TASK REQUIREMENTS: Output the material below in full, exactly as it is.

RECORDS FOR THE EXERCISE:
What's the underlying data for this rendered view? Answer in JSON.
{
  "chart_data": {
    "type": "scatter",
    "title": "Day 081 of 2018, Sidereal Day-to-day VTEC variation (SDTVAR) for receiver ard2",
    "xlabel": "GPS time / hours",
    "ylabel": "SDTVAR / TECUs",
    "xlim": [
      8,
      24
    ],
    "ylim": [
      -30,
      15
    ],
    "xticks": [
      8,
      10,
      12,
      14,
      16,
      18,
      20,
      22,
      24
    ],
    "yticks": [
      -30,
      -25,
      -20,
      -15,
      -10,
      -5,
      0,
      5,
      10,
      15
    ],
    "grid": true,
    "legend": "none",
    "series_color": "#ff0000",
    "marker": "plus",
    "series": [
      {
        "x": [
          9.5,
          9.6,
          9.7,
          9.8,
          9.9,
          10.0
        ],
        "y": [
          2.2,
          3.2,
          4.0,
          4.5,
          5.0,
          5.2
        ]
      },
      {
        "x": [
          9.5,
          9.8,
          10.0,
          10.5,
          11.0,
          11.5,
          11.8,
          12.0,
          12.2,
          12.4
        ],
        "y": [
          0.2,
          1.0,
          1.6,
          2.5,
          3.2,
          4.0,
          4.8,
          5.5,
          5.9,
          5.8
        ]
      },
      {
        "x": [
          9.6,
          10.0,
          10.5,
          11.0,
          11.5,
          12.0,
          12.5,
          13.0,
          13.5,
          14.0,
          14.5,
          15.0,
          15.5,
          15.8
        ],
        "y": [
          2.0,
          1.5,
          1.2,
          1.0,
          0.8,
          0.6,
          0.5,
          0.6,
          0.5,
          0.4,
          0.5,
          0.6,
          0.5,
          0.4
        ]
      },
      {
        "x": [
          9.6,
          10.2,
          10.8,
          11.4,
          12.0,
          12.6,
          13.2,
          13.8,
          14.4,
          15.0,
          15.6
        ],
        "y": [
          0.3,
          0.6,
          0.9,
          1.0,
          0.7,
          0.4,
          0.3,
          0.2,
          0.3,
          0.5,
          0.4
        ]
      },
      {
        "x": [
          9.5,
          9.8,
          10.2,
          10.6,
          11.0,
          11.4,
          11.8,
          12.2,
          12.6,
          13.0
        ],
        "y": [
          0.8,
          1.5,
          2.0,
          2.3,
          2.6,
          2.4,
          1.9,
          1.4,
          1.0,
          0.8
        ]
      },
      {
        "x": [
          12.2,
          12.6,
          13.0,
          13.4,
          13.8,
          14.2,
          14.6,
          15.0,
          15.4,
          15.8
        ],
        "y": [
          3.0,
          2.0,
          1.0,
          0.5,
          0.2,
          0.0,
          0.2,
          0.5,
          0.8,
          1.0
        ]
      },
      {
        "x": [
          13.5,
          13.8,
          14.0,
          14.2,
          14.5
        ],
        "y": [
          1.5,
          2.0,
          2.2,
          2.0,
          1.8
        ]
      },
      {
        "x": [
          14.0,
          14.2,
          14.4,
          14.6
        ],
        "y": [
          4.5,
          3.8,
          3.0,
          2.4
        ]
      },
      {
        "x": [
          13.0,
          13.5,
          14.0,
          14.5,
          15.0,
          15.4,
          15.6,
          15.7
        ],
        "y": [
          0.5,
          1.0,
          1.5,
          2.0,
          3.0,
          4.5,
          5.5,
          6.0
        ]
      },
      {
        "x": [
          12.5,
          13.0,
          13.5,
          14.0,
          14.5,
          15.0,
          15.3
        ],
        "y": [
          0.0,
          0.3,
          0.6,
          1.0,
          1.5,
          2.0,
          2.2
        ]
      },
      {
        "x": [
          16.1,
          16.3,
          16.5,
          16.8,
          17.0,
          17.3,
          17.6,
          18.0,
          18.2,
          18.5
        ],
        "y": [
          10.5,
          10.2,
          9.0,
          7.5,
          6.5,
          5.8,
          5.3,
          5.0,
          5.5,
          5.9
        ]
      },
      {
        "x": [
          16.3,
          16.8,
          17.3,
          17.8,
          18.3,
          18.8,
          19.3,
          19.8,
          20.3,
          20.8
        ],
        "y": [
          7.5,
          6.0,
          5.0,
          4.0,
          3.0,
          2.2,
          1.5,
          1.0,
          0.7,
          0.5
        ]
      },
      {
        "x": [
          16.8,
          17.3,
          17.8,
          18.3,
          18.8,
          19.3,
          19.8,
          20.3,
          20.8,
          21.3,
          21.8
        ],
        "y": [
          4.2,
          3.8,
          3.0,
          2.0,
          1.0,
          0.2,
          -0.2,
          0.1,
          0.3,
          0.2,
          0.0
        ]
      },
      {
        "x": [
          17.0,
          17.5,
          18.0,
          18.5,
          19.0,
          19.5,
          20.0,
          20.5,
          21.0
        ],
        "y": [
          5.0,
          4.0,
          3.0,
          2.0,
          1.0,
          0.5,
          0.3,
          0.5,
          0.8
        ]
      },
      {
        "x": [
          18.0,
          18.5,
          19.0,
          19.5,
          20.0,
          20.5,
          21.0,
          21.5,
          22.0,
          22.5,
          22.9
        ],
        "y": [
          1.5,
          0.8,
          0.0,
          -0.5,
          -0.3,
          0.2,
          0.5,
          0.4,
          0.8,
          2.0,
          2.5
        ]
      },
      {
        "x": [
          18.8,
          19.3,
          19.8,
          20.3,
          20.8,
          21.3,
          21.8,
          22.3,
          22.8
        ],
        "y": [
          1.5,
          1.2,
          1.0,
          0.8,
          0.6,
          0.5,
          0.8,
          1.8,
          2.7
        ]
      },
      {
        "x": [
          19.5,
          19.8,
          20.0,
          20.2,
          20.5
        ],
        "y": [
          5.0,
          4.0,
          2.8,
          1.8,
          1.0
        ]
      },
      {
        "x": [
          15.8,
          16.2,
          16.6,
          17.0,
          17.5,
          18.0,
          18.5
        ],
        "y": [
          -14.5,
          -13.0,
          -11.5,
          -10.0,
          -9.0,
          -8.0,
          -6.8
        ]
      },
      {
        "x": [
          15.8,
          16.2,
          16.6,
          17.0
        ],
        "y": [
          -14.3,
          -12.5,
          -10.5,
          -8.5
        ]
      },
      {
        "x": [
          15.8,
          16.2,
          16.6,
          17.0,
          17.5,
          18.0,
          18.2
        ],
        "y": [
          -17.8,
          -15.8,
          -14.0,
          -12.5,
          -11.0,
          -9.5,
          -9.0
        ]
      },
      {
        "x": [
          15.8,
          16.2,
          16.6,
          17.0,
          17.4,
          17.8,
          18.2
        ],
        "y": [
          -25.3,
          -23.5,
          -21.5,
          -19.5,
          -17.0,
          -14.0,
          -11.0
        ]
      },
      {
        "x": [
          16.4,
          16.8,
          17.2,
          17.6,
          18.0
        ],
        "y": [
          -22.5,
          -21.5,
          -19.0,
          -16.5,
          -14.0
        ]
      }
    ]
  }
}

CORRECT RESULT:
What's the underlying data for this rendered view? Answer in JSON.
{
  "chart_data": {
    "type": "scatter",
    "title": "Day 081 of 2018, Sidereal Day-to-day VTEC variation (SDTVAR) for receiver ard2",
    "xlabel": "GPS time / hours",
    "ylabel": "SDTVAR / TECUs",
    "xlim": [
      8,
      24
    ],
    "ylim": [
      -30,
      15
    ],
    "xticks": [
      8,
      10,
      12,
      14,
      16,
      18,
      20,
      22,
      24
    ],
    "yticks": [
      -30,
      -25,
      -20,
      -15,
      -10,
      -5,
      0,
      5,
      10,
      15
    ],
    "grid": true,
    "legend": "none",
    "series_color": "#ff0000",
    "marker": "plus",
    "series": [
      {
        "x": [
          9.5,
          9.6,
          9.7,
          9.8,
          9.9,
          10.0
        ],
        "y": [
          2.2,
          3.2,
          4.0,
          4.5,
          5.0,
          5.2
        ]
      },
      {
        "x": [
          9.5,
          9.8,
          10.0,
          10.5,
          11.0,
          11.5,
          11.8,
          12.0,
          12.2,
          12.4
        ],
        "y": [
          0.2,
          1.0,
          1.6,
          2.5,
          3.2,
          4.0,
          4.8,
          5.5,
          5.9,
          5.8
        ]
      },
      {
        "x": [
          9.6,
          10.0,
          10.5,
          11.0,
          11.5,
          12.0,
          12.5,
          13.0,
          13.5,
          14.0,
          14.5,
          15.0,
          15.5,
          15.8
        ],
        "y": [
          2.0,
          1.5,
          1.2,
          1.0,
          0.8,
          0.6,
          0.5,
          0.6,
          0.5,
          0.4,
          0.5,
          0.6,
          0.5,
          0.4
        ]
      },
      {
        "x": [
          9.6,
          10.2,
          10.8,
          11.4,
          12.0,
          12.6,
          13.2,
          13.8,
          14.4,
          15.0,
          15.6
        ],
        "y": [
          0.3,
          0.6,
          0.9,
          1.0,
          0.7,
          0.4,
          0.3,
          0.2,
          0.3,
          0.5,
          0.4
        ]
      },
      {
        "x": [
          9.5,
          9.8,
          10.2,
          10.6,
          11.0,
          11.4,
          11.8,
          12.2,
          12.6,
          13.0
        ],
        "y": [
          0.8,
          1.5,
          2.0,
          2.3,
          2.6,
          2.4,
          1.9,
          1.4,
          1.0,
          0.8
        ]
      },
      {
        "x": [
          12.2,
          12.6,
          13.0,
          13.4,
          13.8,
          14.2,
          14.6,
          15.0,
          15.4,
          15.8
        ],
        "y": [
          3.0,
          2.0,
          1.0,
          0.5,
          0.2,
          0.0,
          0.2,
          0.5,
          0.8,
          1.0
        ]
      },
      {
        "x": [
          13.5,
          13.8,
          14.0,
          14.2,
          14.5
        ],
        "y": [
          1.5,
          2.0,
          2.2,
          2.0,
          1.8
        ]
      },
      {
        "x": [
          14.0,
          14.2,
          14.4,
          14.6
        ],
        "y": [
          4.5,
          3.8,
          3.0,
          2.4
        ]
      },
      {
        "x": [
          13.0,
          13.5,
          14.0,
          14.5,
          15.0,
          15.4,
          15.6,
          15.7
        ],
        "y": [
          0.5,
          1.0,
          1.5,
          2.0,
          3.0,
          4.5,
          5.5,
          6.0
        ]
      },
      {
        "x": [
          12.5,
          13.0,
          13.5,
          14.0,
          14.5,
          15.0,
          15.3
        ],
        "y": [
          0.0,
          0.3,
          0.6,
          1.0,
          1.5,
          2.0,
          2.2
        ]
      },
      {
        "x": [
          16.1,
          16.3,
          16.5,
          16.8,
          17.0,
          17.3,
          17.6,
          18.0,
          18.2,
          18.5
        ],
        "y": [
          10.5,
          10.2,
          9.0,
          7.5,
          6.5,
          5.8,
          5.3,
          5.0,
          5.5,
          5.9
        ]
      },
      {
        "x": [
          16.3,
          16.8,
          17.3,
          17.8,
          18.3,
          18.8,
          19.3,
          19.8,
          20.3,
          20.8
        ],
        "y": [
          7.5,
          6.0,
          5.0,
          4.0,
          3.0,
          2.2,
          1.5,
          1.0,
          0.7,
          0.5
        ]
      },
      {
        "x": [
          16.8,
          17.3,
          17.8,
          18.3,
          18.8,
          19.3,
          19.8,
          20.3,
          20.8,
          21.3,
          21.8
        ],
        "y": [
          4.2,
          3.8,
          3.0,
          2.0,
          1.0,
          0.2,
          -0.2,
          0.1,
          0.3,
          0.2,
          0.0
        ]
      },
      {
        "x": [
          17.0,
          17.5,
          18.0,
          18.5,
          19.0,
          19.5,
          20.0,
          20.5,
          21.0
        ],
        "y": [
          5.0,
          4.0,
          3.0,
          2.0,
          1.0,
          0.5,
          0.3,
          0.5,
          0.8
        ]
      },
      {
        "x": [
          18.0,
          18.5,
          19.0,
          19.5,
          20.0,
          20.5,
          21.0,
          21.5,
          22.0,
          22.5,
          22.9
        ],
        "y": [
          1.5,
          0.8,
          0.0,
          -0.5,
          -0.3,
          0.2,
          0.5,
          0.4,
          0.8,
          2.0,
          2.5
        ]
      },
      {
        "x": [
          18.8,
          19.3,
          19.8,
          20.3,
          20.8,
          21.3,
          21.8,
          22.3,
          22.8
        ],
        "y": [
          1.5,
          1.2,
          1.0,
          0.8,
          0.6,
          0.5,
          0.8,
          1.8,
          2.7
        ]
      },
      {
        "x": [
          19.5,
          19.8,
          20.0,
          20.2,
          20.5
        ],
        "y": [
          5.0,
          4.0,
          2.8,
          1.8,
          1.0
        ]
      },
      {
        "x": [
          15.8,
          16.2,
          16.6,
          17.0,
          17.5,
          18.0,
          18.5
        ],
        "y": [
          -14.5,
          -13.0,
          -11.5,
          -10.0,
          -9.0,
          -8.0,
          -6.8
        ]
      },
      {
        "x": [
          15.8,
          16.2,
          16.6,
          17.0
        ],
        "y": [
          -14.3,
          -12.5,
          -10.5,
          -8.5
        ]
      },
      {
        "x": [
          15.8,
          16.2,
          16.6,
          17.0,
          17.5,
          18.0,
          18.2
        ],
        "y": [
          -17.8,
          -15.8,
          -14.0,
          -12.5,
          -11.0,
          -9.5,
          -9.0
        ]
      },
      {
        "x": [
          15.8,
          16.2,
          16.6,
          17.0,
          17.4,
          17.8,
          18.2
        ],
        "y": [
          -25.3,
          -23.5,
          -21.5,
          -19.5,
          -17.0,
          -14.0,
          -11.0
        ]
      },
      {
        "x": [
          16.4,
          16.8,
          17.2,
          17.6,
          18.0
        ],
        "y": [
          -22.5,
          -21.5,
          -19.0,
          -16.5,
          -14.0
        ]
      }
    ]
  }
}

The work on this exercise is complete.